• [Request 1]:
Could you transcribe the passage of the Central Arizona Project abstract that opens with the words "Author(s): Thomas Lincoln" and closes with "for American Archaeology."?
-- start Page excerpt --
The Central Arizona Project and Platform Mounds in Arizona

Author(s): Thomas Lincoln

Year: 2019

Summary

This is an abstract from the "Why Platform Mounds? Part 2: Regional Comparisons and Tribal Histories" session, at the 84th annual meeting of the Society for American Archaeology.

This paper will chronicle some of the history of the Federal investment in Big Archaeology for the Central Arizona Project. Specifically, the decisions to support a philosophy of Cultural Research Management, which facilitated a huge contribution to the archaeology of Arizona, and more broadly to the Southwest United States. The CAP construction project snaked its way through homeland territory of the prehistoric Hohokam and Salado affecting many platform mound-centered communities in the Phoenix Basin, Gila Basin, Tucson Basin, and in the Tonto Basin and it is these sites and communities that provided the fruit for informed archaeological research and a significant intellectual contribution to American Archaeology in the late Twentieth Century. The massive CAP archaeological program, from the late 1960s to the 21st Century (50 years and counting), had its own historical roots and I will discuss the relevance of the Bureau of American Ethnology as the intellectual spark for Big Archaeological thinking at the Federal Level, notably late Twentieth Century mitigative archaeology, and the why the furtherance of Big Federally-sponsored Archaeology programs is a logical, necessary, and appropriate model.
-- end Page excerpt --
• [Request 2]:
Can you rewrite the records from the line containing "caret-down-icon [935,38,943,42]" through the line containing "sidebar-item-label: Konfiguracja [38,350,111,365]", both included, with "expand-icon" swapped for "chevron-icon" and everything else left as is, giving only those lines?
-- start Source data --
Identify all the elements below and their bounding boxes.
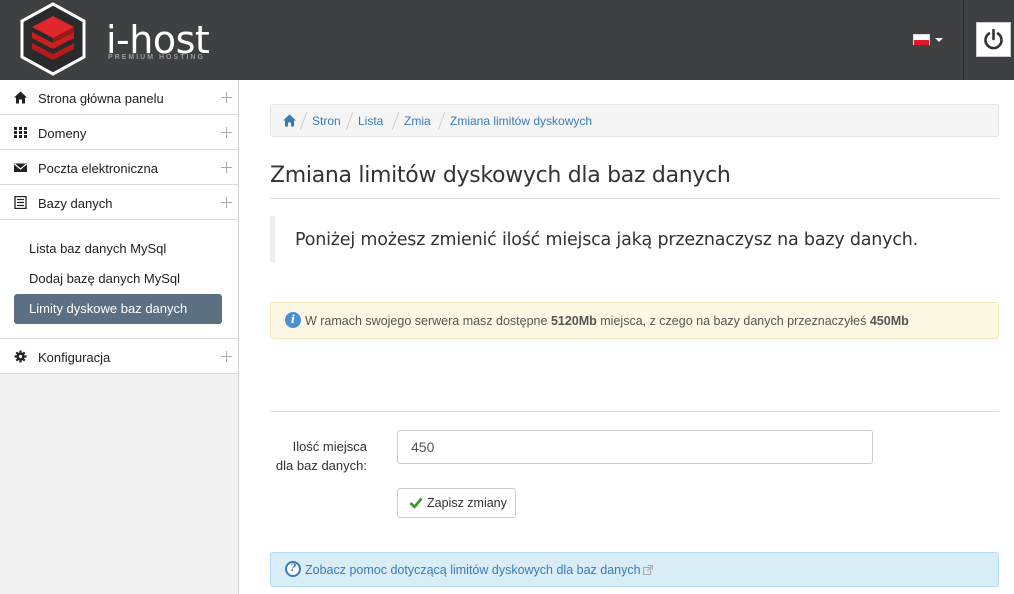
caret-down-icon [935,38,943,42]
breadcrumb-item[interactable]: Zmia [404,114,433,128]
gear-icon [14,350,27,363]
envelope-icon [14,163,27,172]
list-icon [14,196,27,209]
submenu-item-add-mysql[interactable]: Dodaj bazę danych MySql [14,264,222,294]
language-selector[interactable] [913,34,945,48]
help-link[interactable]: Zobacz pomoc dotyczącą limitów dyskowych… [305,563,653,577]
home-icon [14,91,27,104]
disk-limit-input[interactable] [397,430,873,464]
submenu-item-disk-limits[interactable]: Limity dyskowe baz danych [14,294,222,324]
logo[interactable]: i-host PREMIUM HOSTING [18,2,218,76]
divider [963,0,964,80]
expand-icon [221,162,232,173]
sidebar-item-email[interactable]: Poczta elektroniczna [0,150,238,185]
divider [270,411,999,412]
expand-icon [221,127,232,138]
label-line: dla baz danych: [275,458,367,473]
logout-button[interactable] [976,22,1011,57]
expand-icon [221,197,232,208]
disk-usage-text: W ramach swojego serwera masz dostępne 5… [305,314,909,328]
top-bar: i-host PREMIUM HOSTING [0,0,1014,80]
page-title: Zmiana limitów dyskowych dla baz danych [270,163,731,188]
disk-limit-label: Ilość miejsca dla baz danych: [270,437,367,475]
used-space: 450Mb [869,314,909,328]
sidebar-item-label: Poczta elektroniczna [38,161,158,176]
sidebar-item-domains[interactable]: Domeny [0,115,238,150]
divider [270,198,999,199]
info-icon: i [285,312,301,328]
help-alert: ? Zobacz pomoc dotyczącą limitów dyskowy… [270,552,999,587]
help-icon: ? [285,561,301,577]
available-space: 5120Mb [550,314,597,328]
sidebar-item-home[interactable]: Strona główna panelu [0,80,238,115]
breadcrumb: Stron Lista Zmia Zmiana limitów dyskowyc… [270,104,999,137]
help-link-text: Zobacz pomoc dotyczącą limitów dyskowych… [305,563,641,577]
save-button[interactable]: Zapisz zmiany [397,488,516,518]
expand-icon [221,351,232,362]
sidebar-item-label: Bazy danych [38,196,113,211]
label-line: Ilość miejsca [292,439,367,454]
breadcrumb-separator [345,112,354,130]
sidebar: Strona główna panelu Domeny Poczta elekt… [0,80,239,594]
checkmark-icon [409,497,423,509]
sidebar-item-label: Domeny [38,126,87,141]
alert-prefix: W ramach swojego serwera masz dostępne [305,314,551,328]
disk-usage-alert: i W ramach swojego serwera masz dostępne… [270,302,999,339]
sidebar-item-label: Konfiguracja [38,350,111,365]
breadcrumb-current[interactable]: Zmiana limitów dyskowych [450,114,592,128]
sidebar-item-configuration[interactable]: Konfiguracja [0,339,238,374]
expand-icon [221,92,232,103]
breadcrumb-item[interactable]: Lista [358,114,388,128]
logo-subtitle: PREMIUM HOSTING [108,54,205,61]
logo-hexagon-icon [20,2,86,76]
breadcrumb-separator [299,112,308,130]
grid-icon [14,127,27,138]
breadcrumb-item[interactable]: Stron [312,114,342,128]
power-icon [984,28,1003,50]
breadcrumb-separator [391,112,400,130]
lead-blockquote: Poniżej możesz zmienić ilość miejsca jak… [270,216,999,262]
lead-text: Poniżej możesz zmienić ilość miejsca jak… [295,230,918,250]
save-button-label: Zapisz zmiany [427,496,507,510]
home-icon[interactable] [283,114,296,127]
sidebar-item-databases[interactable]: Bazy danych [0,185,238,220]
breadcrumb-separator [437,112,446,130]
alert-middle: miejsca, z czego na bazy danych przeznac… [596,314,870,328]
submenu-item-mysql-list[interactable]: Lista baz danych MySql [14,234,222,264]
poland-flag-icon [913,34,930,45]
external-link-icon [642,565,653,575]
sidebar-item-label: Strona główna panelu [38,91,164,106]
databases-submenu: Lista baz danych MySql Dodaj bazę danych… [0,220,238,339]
-- end Source data --
• [Expected output 1]:
Author(s): Thomas Lincoln

Year: 2019

Summary

This is an abstract from the "Why Platform Mounds? Part 2: Regional Comparisons and Tribal Histories" session, at the 84th annual meeting of the Society for American Archaeology.

• [Expected output 2]:
caret-down-icon [935,38,943,42]
breadcrumb-item[interactable]: Zmia [404,114,433,128]
gear-icon [14,350,27,363]
envelope-icon [14,163,27,172]
list-icon [14,196,27,209]
submenu-item-add-mysql[interactable]: Dodaj bazę danych MySql [14,264,222,294]
language-selector[interactable] [913,34,945,48]
help-link[interactable]: Zobacz pomoc dotyczącą limitów dyskowych… [305,563,653,577]
home-icon [14,91,27,104]
disk-limit-input[interactable] [397,430,873,464]
submenu-item-disk-limits[interactable]: Limity dyskowe baz danych [14,294,222,324]
logo[interactable]: i-host PREMIUM HOSTING [18,2,218,76]
divider [963,0,964,80]
chevron-icon [221,162,232,173]
sidebar-item-email[interactable]: Poczta elektroniczna [0,150,238,185]
divider [270,411,999,412]
chevron-icon [221,127,232,138]
label-line: dla baz danych: [275,458,367,473]
logout-button[interactable] [976,22,1011,57]
chevron-icon [221,197,232,208]
disk-usage-text: W ramach swojego serwera masz dostępne 5… [305,314,909,328]
top-bar: i-host PREMIUM HOSTING [0,0,1014,80]
page-title: Zmiana limitów dyskowych dla baz danych [270,163,731,188]
disk-limit-label: Ilość miejsca dla baz danych: [270,437,367,475]
used-space: 450Mb [869,314,909,328]
sidebar-item-label: Poczta elektroniczna [38,161,158,176]
sidebar-item-domains[interactable]: Domeny [0,115,238,150]
divider [270,198,999,199]
info-icon: i [285,312,301,328]
help-alert: ? Zobacz pomoc dotyczącą limitów dyskowy… [270,552,999,587]
help-icon: ? [285,561,301,577]
available-space: 5120Mb [550,314,597,328]
sidebar-item-home[interactable]: Strona główna panelu [0,80,238,115]
breadcrumb: Stron Lista Zmia Zmiana limitów dyskowyc… [270,104,999,137]
help-link-text: Zobacz pomoc dotyczącą limitów dyskowych… [305,563,641,577]
save-button[interactable]: Zapisz zmiany [397,488,516,518]
chevron-icon [221,351,232,362]
sidebar-item-label: Bazy danych [38,196,113,211]
label-line: Ilość miejsca [292,439,367,454]
breadcrumb-separator [345,112,354,130]
sidebar: Strona główna panelu Domeny Poczta elekt… [0,80,239,594]
checkmark-icon [409,497,423,509]
sidebar-item-label: Domeny [38,126,87,141]
alert-prefix: W ramach swojego serwera masz dostępne [305,314,551,328]
disk-usage-alert: i W ramach swojego serwera masz dostępne… [270,302,999,339]
sidebar-item-label: Konfiguracja [38,350,111,365]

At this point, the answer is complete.